• **Given exercise 1**: Repeat everything in the records from the start down to the line containing "room-label: 书房 <box>538 505 553 515</box>", including both ends, with no changes.

• **Excerpt to read**:
────────
Names of executive committee or equivalent

Pageant Committee

  • Chairman: Anita Walker
  • Vice-Chairman: Bill Shaw
  • Secretary/Treasurer: David Langlands

Other members:        

  • Fiona Kerr
  • Arthur Kerr
  • Brenda McLeod
  • Martin McLeod
  • Lawrence Tait
  • Ian Lamb
  • Tom MacGowan
  • Lex Sawley
  • David Smith
  • Peter Paterson
  • Ian Angus
  • Angus Nairn
  • Steve Crowe
  • Janet Webster
  • Alistair Gray
  • Donna Smith
  • Bill Smith
  • James Lindsay


Many of the committee members had been involved with the pageant when it had been performed in 1981 and 1999, including pageant master Bill Shaw and Anita Walker (who became chairperson of the Society in 1999). Generally, women were much better represented than they had been in the earlier years of the pageant. 

Names of script-writer(s) and other credited author(s)

  • Milne, J. Crawford
  • Mackenzie, Agnes Mure
  • Thornton, F.W.A.


The poet J. Crawford Milne wrote the prologue; it had been used in many previous presentations of the pageant, including those of 1980, 1981 and 1999. The former pageant producer, Frank Thornton, wrote the commentary given during the Declaration scene. A further part of this scene was a recitation, in English translation, of the text of the Declaration of Scottish Independence. This translation was by the popular historian Agnes Mure Mackenzie and had been used at every performance of this scene since 1948. Mackenzie had been a great supporter of the pageant until her death in 1955. [See entry by Joan Morrison Noble, in The Biographical Dictionary of Scottish Women, ed. Elizabeth Ewan et al. (Edinburgh, 2006), 229.]

Names of composers

  • Glover, William

William Glover had been a teacher of music in Angus and composed original music for the 1980 pageant; this score was used again in 1981, 1999 and 2000.
────────
• **Dataset entries**:
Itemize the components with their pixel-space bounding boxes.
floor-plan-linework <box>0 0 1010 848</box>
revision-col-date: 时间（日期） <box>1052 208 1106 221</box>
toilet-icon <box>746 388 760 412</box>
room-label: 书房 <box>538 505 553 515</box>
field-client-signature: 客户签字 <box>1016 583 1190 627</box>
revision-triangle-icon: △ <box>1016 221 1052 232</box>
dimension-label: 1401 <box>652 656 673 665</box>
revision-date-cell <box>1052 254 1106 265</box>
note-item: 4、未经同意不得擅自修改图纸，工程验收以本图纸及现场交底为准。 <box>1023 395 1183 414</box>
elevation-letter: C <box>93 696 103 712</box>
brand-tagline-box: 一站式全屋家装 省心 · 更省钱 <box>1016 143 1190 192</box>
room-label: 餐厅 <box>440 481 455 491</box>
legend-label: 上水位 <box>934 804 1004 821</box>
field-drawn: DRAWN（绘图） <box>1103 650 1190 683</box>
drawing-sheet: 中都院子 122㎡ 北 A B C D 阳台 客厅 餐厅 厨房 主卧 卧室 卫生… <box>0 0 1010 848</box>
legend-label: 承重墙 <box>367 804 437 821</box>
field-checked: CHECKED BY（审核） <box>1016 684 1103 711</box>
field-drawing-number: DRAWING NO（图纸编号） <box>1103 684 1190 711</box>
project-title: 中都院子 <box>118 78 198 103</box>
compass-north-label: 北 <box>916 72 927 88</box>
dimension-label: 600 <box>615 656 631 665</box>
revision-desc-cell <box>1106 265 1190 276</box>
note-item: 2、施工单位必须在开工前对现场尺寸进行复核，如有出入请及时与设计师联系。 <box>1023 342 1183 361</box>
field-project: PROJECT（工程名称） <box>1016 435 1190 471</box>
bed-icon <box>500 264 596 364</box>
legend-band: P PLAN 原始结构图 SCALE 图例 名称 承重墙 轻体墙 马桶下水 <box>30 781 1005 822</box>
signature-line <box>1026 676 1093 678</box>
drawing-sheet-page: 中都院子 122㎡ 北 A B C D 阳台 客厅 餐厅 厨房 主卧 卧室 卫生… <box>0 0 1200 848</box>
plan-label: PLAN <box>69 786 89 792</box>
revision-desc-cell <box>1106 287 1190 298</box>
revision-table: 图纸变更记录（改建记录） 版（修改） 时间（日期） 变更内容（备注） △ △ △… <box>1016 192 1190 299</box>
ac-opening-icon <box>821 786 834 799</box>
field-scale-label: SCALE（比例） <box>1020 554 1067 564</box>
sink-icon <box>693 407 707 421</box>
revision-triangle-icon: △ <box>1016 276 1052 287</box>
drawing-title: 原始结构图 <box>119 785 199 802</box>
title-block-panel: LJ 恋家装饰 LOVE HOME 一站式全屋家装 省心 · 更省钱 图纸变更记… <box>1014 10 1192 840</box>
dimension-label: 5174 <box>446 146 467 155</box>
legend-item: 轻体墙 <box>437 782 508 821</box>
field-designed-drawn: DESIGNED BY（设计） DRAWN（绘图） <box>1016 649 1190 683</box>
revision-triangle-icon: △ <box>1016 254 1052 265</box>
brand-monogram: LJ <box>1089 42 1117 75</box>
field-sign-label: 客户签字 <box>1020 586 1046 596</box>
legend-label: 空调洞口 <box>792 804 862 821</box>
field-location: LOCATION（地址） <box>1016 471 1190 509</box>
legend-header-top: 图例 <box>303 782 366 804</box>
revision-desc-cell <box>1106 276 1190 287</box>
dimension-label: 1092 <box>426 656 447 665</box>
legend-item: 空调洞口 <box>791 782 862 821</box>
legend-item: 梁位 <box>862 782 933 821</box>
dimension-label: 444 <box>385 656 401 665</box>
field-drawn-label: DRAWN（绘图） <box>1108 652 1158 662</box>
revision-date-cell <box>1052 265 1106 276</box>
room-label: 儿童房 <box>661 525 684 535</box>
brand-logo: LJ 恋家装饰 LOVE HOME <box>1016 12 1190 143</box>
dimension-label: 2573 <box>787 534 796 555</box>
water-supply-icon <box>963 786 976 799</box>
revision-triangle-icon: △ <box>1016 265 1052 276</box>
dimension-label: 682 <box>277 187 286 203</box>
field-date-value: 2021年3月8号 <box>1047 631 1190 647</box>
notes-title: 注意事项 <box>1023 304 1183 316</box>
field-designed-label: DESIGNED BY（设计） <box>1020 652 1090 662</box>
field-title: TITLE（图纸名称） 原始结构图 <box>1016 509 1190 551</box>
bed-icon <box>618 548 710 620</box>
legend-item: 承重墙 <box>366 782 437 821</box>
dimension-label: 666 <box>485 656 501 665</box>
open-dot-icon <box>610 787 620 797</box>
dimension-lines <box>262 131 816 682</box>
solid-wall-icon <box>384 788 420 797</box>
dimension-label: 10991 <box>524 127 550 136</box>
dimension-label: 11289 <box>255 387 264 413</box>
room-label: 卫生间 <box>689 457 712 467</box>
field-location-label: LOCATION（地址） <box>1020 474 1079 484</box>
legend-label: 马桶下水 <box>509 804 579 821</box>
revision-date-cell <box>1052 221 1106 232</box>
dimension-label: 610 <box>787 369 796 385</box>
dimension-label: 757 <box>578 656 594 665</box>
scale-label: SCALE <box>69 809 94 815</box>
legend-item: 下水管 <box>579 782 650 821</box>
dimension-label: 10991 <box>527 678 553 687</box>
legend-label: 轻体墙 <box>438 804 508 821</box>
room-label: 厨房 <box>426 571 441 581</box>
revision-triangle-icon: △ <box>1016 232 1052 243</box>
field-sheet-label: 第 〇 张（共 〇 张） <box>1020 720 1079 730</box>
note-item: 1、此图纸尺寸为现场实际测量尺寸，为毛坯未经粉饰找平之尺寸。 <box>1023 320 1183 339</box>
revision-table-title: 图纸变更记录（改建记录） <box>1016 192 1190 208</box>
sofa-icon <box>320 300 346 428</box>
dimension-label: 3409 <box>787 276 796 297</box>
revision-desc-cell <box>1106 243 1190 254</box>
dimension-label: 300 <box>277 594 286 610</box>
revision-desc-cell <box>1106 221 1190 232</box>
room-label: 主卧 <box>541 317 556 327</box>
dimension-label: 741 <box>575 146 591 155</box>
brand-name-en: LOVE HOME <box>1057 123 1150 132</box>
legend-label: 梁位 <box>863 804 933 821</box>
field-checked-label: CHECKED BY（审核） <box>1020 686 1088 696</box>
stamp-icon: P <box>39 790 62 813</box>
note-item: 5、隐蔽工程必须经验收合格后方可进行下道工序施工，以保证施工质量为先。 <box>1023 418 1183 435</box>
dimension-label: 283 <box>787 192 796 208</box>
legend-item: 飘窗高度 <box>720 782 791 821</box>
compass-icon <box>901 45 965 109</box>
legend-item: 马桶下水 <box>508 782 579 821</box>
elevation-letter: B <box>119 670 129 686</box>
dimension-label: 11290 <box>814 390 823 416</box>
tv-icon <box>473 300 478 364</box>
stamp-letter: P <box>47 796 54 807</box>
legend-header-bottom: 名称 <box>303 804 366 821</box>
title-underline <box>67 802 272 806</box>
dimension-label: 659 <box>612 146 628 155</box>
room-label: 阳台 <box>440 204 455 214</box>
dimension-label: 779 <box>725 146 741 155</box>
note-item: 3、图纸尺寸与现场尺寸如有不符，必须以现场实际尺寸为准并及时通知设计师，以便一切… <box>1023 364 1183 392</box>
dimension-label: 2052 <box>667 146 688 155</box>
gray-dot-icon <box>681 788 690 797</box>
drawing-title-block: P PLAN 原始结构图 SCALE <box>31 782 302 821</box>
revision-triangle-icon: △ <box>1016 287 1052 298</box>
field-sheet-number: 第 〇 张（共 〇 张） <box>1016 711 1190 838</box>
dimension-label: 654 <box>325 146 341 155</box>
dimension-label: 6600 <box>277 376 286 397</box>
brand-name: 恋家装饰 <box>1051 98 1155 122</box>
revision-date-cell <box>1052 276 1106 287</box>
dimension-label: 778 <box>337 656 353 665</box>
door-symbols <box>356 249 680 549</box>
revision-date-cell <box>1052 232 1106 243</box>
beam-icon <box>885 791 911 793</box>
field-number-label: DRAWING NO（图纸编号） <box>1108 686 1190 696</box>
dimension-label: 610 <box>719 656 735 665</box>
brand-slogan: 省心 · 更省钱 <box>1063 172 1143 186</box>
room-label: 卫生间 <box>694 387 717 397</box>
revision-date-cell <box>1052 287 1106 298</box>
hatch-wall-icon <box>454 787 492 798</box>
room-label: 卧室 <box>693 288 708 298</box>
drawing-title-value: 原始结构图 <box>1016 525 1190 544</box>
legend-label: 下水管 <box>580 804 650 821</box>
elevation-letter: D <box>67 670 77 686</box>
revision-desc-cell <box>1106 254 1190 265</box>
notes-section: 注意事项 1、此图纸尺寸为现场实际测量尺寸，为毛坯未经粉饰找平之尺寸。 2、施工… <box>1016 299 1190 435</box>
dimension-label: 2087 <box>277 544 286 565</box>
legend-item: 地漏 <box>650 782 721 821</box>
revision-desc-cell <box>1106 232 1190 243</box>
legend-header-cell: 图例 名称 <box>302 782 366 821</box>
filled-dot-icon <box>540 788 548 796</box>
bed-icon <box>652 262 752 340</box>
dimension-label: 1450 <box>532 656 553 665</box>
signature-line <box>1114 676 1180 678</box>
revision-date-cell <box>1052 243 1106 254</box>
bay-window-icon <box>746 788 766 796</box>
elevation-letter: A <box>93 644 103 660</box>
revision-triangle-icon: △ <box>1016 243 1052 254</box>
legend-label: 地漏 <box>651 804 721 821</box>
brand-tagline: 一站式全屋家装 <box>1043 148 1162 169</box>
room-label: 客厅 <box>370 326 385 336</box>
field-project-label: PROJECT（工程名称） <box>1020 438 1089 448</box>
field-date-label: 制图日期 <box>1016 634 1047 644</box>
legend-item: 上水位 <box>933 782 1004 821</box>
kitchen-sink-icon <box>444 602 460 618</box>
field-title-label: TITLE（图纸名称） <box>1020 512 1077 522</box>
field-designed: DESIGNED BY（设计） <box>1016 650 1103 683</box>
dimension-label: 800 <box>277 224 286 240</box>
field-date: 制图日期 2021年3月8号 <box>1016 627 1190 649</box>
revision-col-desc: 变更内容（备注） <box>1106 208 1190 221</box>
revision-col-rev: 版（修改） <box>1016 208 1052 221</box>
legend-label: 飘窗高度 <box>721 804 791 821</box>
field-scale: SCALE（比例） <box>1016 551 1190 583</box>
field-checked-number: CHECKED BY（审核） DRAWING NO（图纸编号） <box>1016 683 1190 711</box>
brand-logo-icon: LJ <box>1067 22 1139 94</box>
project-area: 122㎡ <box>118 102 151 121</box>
────────
• **Given exercise 2**: In the pageant excerpt, who made the English translation of the Declaration of Scottish Independence that was recited in the Declaration scene?

• **Exercise answer 1**:
Itemize the components with their pixel-space bounding boxes.
floor-plan-linework <box>0 0 1010 848</box>
revision-col-date: 时间（日期） <box>1052 208 1106 221</box>
toilet-icon <box>746 388 760 412</box>
room-label: 书房 <box>538 505 553 515</box>

• **Exercise answer 2**: The popular historian Agnes Mure Mackenzie.